● Record extracts:
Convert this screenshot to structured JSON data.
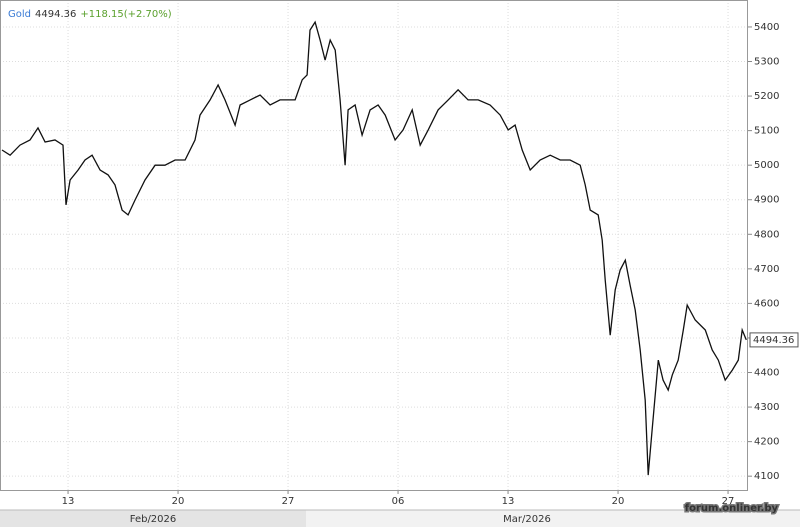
{
  "chart_data": {
    "type": "line",
    "title": "Gold",
    "price": 4494.36,
    "change_label": "+118.15(+2.70%)",
    "watermark": "forum.onliner.by",
    "x": [
      8.8,
      9.31,
      9.94,
      10.58,
      11.09,
      11.54,
      12.17,
      12.68,
      12.87,
      13.13,
      13.64,
      14.08,
      14.53,
      15.04,
      15.55,
      15.99,
      16.44,
      16.82,
      17.26,
      17.9,
      18.54,
      19.17,
      19.81,
      20.45,
      21.08,
      21.4,
      22.04,
      22.55,
      22.99,
      23.63,
      23.95,
      24.59,
      25.22,
      25.86,
      26.49,
      27.45,
      27.9,
      28.21,
      28.4,
      28.72,
      29.04,
      29.36,
      29.68,
      30.0,
      30.31,
      30.63,
      30.82,
      31.27,
      31.71,
      32.22,
      32.73,
      33.18,
      33.81,
      34.32,
      34.9,
      35.41,
      35.92,
      36.55,
      37.19,
      37.82,
      38.46,
      39.1,
      39.86,
      40.5,
      41.01,
      41.45,
      41.9,
      42.41,
      43.04,
      43.68,
      44.32,
      44.95,
      45.59,
      45.91,
      46.23,
      46.74,
      46.99,
      47.18,
      47.5,
      47.82,
      48.14,
      48.46,
      48.77,
      49.09,
      49.41,
      49.73,
      49.92,
      50.17,
      50.56,
      50.87,
      51.19,
      51.45,
      51.83,
      52.15,
      52.4,
      52.91,
      53.55,
      53.99,
      54.38,
      54.82,
      55.27,
      55.65,
      55.9,
      56.16
    ],
    "series": [
      {
        "name": "Gold",
        "color": "#111111",
        "values": [
          5044,
          5029,
          5058,
          5073,
          5108,
          5067,
          5073,
          5058,
          4885,
          4957,
          4986,
          5015,
          5029,
          4986,
          4972,
          4943,
          4870,
          4856,
          4899,
          4957,
          5000,
          5000,
          5015,
          5015,
          5073,
          5145,
          5189,
          5232,
          5189,
          5116,
          5174,
          5189,
          5203,
          5174,
          5189,
          5189,
          5247,
          5261,
          5391,
          5414,
          5362,
          5304,
          5362,
          5333,
          5189,
          5000,
          5160,
          5174,
          5087,
          5160,
          5174,
          5145,
          5073,
          5102,
          5160,
          5058,
          5102,
          5160,
          5189,
          5218,
          5189,
          5189,
          5174,
          5145,
          5102,
          5116,
          5044,
          4986,
          5015,
          5029,
          5015,
          5015,
          5000,
          4943,
          4870,
          4856,
          4783,
          4668,
          4508,
          4639,
          4697,
          4725,
          4653,
          4581,
          4465,
          4320,
          4103,
          4233,
          4436,
          4378,
          4349,
          4393,
          4436,
          4523,
          4595,
          4552,
          4523,
          4465,
          4436,
          4378,
          4407,
          4436,
          4523,
          4494.36
        ]
      }
    ],
    "xlim": [
      8.67,
      56.27
    ],
    "ylim": [
      4060,
      5478
    ],
    "xticks": [
      13,
      20,
      27,
      {
        "value": 34,
        "label": "06"
      },
      {
        "value": 41,
        "label": "13"
      },
      {
        "value": 48,
        "label": "20"
      },
      {
        "value": 55,
        "label": "27"
      }
    ],
    "yticks": [
      4100,
      4200,
      4300,
      4400,
      4500,
      4600,
      4700,
      4800,
      4900,
      5000,
      5100,
      5200,
      5300,
      5400
    ],
    "month_labels": [
      "Feb/2026",
      "Mar/2026"
    ],
    "grid": true
  }
}
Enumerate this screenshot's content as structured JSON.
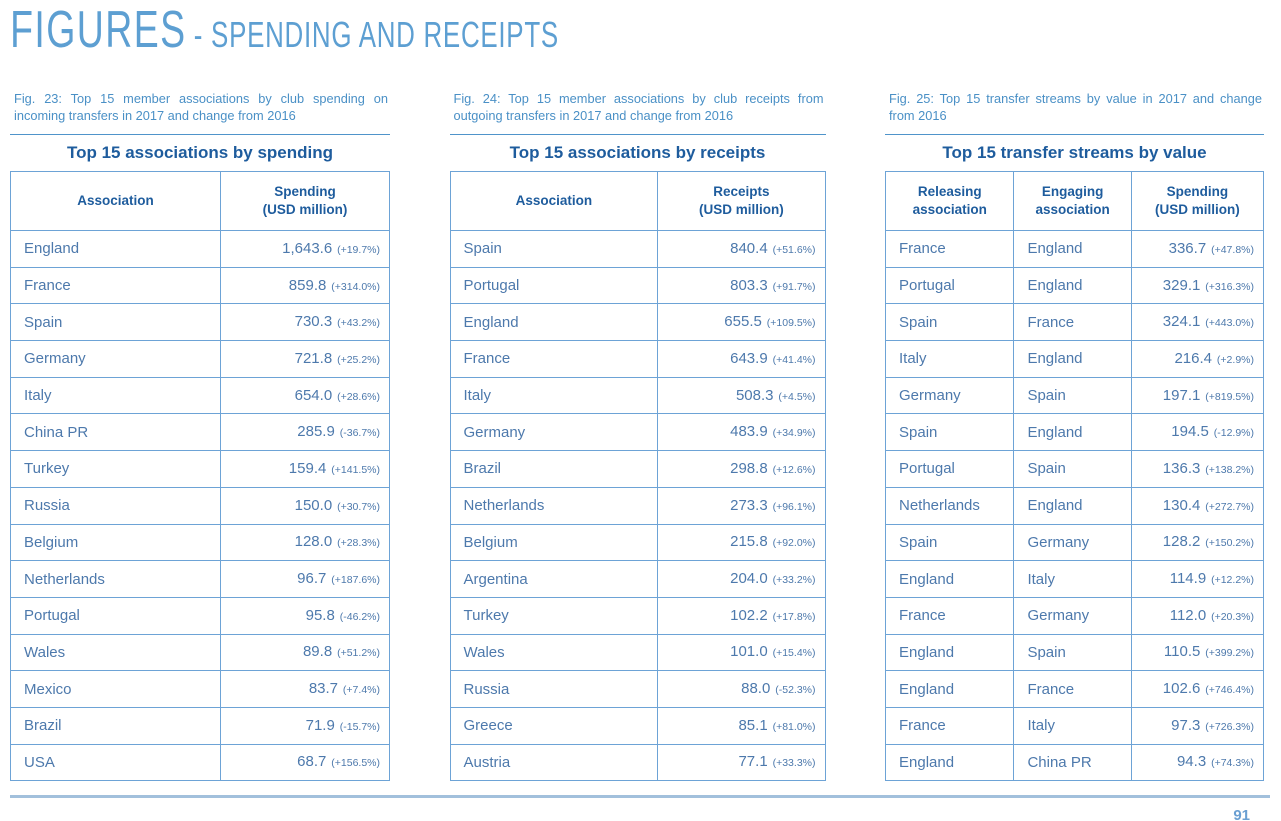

● Set task: Return every line containing "this".

● The result:
Convert this screenshot to structured JSON data.
Enumerate this screenshot's content as structured JSON.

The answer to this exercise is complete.